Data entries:
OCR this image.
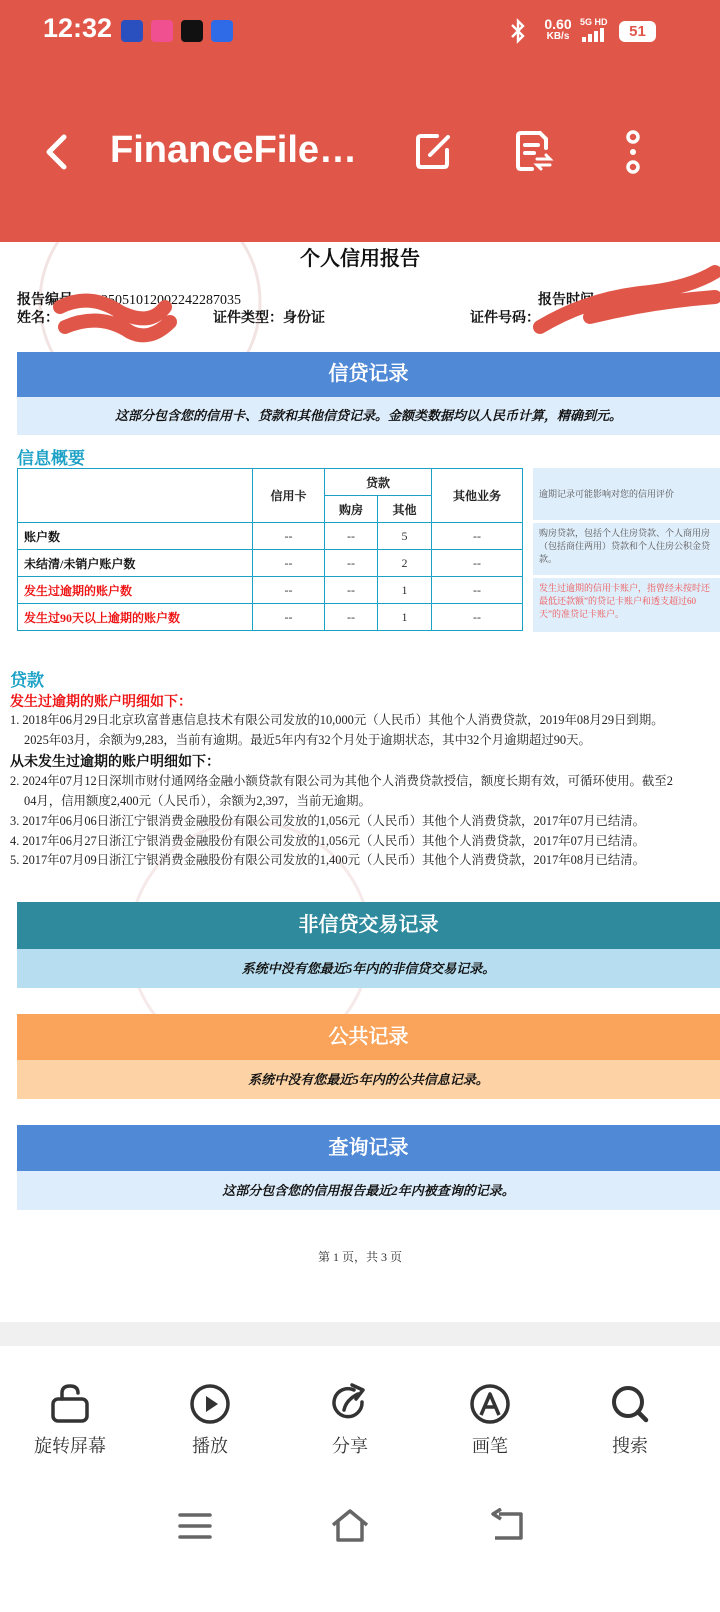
12:32	0.60
KB/s
5G HD
51
FinanceFile…
个人信用报告
报告编号：2025051012002242287035	报告时间
姓名：	证件类型：身份证	证件号码：
信贷记录
这部分包含您的信用卡、贷款和其他信贷记录。金额类数据均以人民币计算，精确到元。
信息概要
	信用卡	贷款		其他业务
		购房	其他	
账户数	--	--	5	--
未结清/未销户账户数	--	--	2	--
发生过逾期的账户数	--	--	1	--
发生过90天以上逾期的账户数	--	--	1	--
逾期记录可能影响对您的信用评价
购房贷款，包括个人住房贷款、个人商用房（包括商住两用）贷款和个人住房公积金贷款。
发生过逾期的信用卡账户，指曾经未按时还最低还款额”的贷记卡账户和透支超过60天”的准贷记卡账户。
贷款
发生过逾期的账户明细如下：
1. 2018年06月29日北京玖富普惠信息技术有限公司发放的10,000元（人民币）其他个人消费贷款，2019年08月29日到期。
2025年03月，余额为9,283，当前有逾期。最近5年内有32个月处于逾期状态，其中32个月逾期超过90天。
从未发生过逾期的账户明细如下：
2. 2024年07月12日深圳市财付通网络金融小额贷款有限公司为其他个人消费贷款授信，额度长期有效，可循环使用。截至2
04月，信用额度2,400元（人民币），余额为2,397，当前无逾期。
3. 2017年06月06日浙江宁银消费金融股份有限公司发放的1,056元（人民币）其他个人消费贷款，2017年07月已结清。
4. 2017年06月27日浙江宁银消费金融股份有限公司发放的1,056元（人民币）其他个人消费贷款，2017年07月已结清。
5. 2017年07月09日浙江宁银消费金融股份有限公司发放的1,400元（人民币）其他个人消费贷款，2017年08月已结清。
非信贷交易记录
系统中没有您最近5年内的非信贷交易记录。
公共记录
系统中没有您最近5年内的公共信息记录。
查询记录
这部分包含您的信用报告最近2年内被查询的记录。
第 1 页，共 3 页
旋转屏幕	播放	分享	画笔	搜索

- **Task**:
Return the listing above in full and without alteration, excluding its pictures.

- **Exercise output**:
OCR this image.
12:32	0.60
KB/s
5G HD
51
FinanceFile…
个人信用报告
报告编号：2025051012002242287035	报告时间
姓名：	证件类型：身份证	证件号码：
信贷记录
这部分包含您的信用卡、贷款和其他信贷记录。金额类数据均以人民币计算，精确到元。
信息概要
	信用卡	贷款		其他业务
		购房	其他	
账户数	--	--	5	--
未结清/未销户账户数	--	--	2	--
发生过逾期的账户数	--	--	1	--
发生过90天以上逾期的账户数	--	--	1	--
逾期记录可能影响对您的信用评价
购房贷款，包括个人住房贷款、个人商用房（包括商住两用）贷款和个人住房公积金贷款。
发生过逾期的信用卡账户，指曾经未按时还最低还款额”的贷记卡账户和透支超过60天”的准贷记卡账户。
贷款
发生过逾期的账户明细如下：
1. 2018年06月29日北京玖富普惠信息技术有限公司发放的10,000元（人民币）其他个人消费贷款，2019年08月29日到期。
2025年03月，余额为9,283，当前有逾期。最近5年内有32个月处于逾期状态，其中32个月逾期超过90天。
从未发生过逾期的账户明细如下：
2. 2024年07月12日深圳市财付通网络金融小额贷款有限公司为其他个人消费贷款授信，额度长期有效，可循环使用。截至2
04月，信用额度2,400元（人民币），余额为2,397，当前无逾期。
3. 2017年06月06日浙江宁银消费金融股份有限公司发放的1,056元（人民币）其他个人消费贷款，2017年07月已结清。
4. 2017年06月27日浙江宁银消费金融股份有限公司发放的1,056元（人民币）其他个人消费贷款，2017年07月已结清。
5. 2017年07月09日浙江宁银消费金融股份有限公司发放的1,400元（人民币）其他个人消费贷款，2017年08月已结清。
非信贷交易记录
系统中没有您最近5年内的非信贷交易记录。
公共记录
系统中没有您最近5年内的公共信息记录。
查询记录
这部分包含您的信用报告最近2年内被查询的记录。
第 1 页，共 3 页
旋转屏幕	播放	分享	画笔	搜索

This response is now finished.